- _PROBLEM TO SOLVE_:
Copy out the data exactly, leaving the pictures behind.

___ THE RECORDS

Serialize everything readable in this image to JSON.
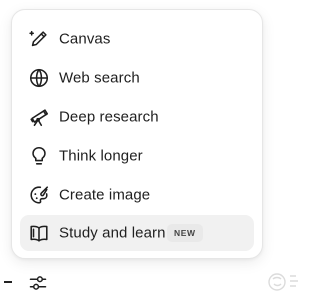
{
  "menu": {
    "items": [
      {
        "label": "Canvas",
        "icon": "canvas-pen-icon"
      },
      {
        "label": "Web search",
        "icon": "globe-icon"
      },
      {
        "label": "Deep research",
        "icon": "telescope-icon"
      },
      {
        "label": "Think longer",
        "icon": "lightbulb-icon"
      },
      {
        "label": "Create image",
        "icon": "palette-icon"
      },
      {
        "label": "Study and learn",
        "icon": "open-book-icon",
        "badge": "NEW",
        "highlighted": true
      }
    ]
  },
  "toolbar": {
    "tools_icon": "sliders-icon"
  },
  "colors": {
    "text": "#1f1f1f",
    "highlight": "#f1f1f1",
    "badge_bg": "#e9e9e9"
  }
}
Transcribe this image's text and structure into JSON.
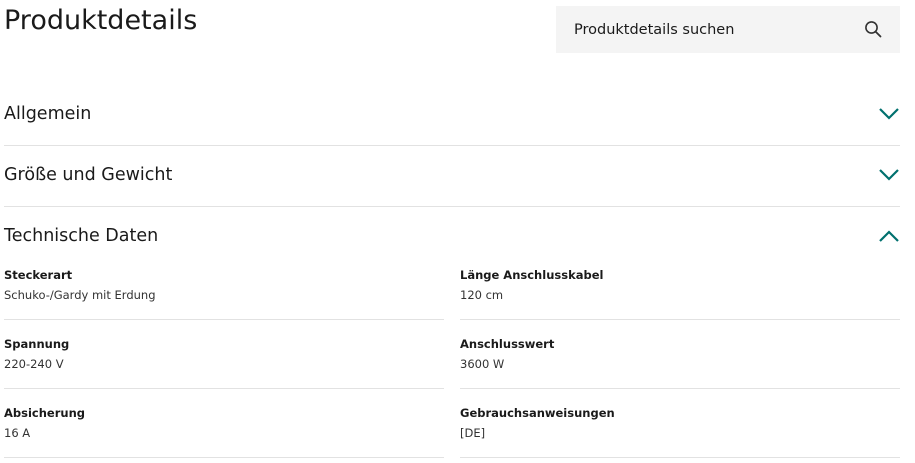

______

- _COMPLETED EXERCISE_:
Serialize everything readable in this image to JSON.
{
  "menu": {
    "items": [
      {
        "label": "Canvas",
        "icon": "canvas-pen-icon"
      },
      {
        "label": "Web search",
        "icon": "globe-icon"
      },
      {
        "label": "Deep research",
        "icon": "telescope-icon"
      },
      {
        "label": "Think longer",
        "icon": "lightbulb-icon"
      },
      {
        "label": "Create image",
        "icon": "palette-icon"
      },
      {
        "label": "Study and learn",
        "icon": "open-book-icon",
        "badge": "NEW",
        "highlighted": true
      }
    ]
  },
  "toolbar": {
    "tools_icon": "sliders-icon"
  },
  "colors": {
    "text": "#1f1f1f",
    "highlight": "#f1f1f1",
    "badge_bg": "#e9e9e9"
  }
}
Transcribe this image's text and structure into JSON.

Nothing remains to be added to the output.